Task details: Print the data exactly, leaving nothing out.

— start Data to process —

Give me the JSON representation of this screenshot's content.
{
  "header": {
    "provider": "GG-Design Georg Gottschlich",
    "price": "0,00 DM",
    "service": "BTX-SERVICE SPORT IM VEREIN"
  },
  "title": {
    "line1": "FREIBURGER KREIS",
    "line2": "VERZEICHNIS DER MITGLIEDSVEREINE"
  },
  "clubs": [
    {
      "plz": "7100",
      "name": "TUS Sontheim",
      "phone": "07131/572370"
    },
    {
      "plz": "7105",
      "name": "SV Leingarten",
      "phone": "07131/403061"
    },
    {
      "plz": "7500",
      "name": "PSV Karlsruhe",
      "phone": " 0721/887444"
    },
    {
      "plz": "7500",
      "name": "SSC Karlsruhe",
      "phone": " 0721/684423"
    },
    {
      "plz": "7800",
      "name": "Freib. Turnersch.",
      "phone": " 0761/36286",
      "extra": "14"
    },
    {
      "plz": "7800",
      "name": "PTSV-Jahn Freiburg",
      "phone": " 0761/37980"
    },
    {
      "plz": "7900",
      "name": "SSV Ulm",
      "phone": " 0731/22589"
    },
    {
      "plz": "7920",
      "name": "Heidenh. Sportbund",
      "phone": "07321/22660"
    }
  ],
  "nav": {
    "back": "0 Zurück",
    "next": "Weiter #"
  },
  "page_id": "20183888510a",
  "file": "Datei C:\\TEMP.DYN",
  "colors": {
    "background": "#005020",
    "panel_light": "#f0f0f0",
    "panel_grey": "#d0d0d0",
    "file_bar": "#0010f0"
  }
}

— end Data to process —

Solution to this problem:
Give me the JSON representation of this screenshot's content.
{
  "header": {
    "provider": "GG-Design Georg Gottschlich",
    "price": "0,00 DM",
    "service": "BTX-SERVICE SPORT IM VEREIN"
  },
  "title": {
    "line1": "FREIBURGER KREIS",
    "line2": "VERZEICHNIS DER MITGLIEDSVEREINE"
  },
  "clubs": [
    {
      "plz": "7100",
      "name": "TUS Sontheim",
      "phone": "07131/572370"
    },
    {
      "plz": "7105",
      "name": "SV Leingarten",
      "phone": "07131/403061"
    },
    {
      "plz": "7500",
      "name": "PSV Karlsruhe",
      "phone": " 0721/887444"
    },
    {
      "plz": "7500",
      "name": "SSC Karlsruhe",
      "phone": " 0721/684423"
    },
    {
      "plz": "7800",
      "name": "Freib. Turnersch.",
      "phone": " 0761/36286",
      "extra": "14"
    },
    {
      "plz": "7800",
      "name": "PTSV-Jahn Freiburg",
      "phone": " 0761/37980"
    },
    {
      "plz": "7900",
      "name": "SSV Ulm",
      "phone": " 0731/22589"
    },
    {
      "plz": "7920",
      "name": "Heidenh. Sportbund",
      "phone": "07321/22660"
    }
  ],
  "nav": {
    "back": "0 Zurück",
    "next": "Weiter #"
  },
  "page_id": "20183888510a",
  "file": "Datei C:\\TEMP.DYN",
  "colors": {
    "background": "#005020",
    "panel_light": "#f0f0f0",
    "panel_grey": "#d0d0d0",
    "file_bar": "#0010f0"
  }
}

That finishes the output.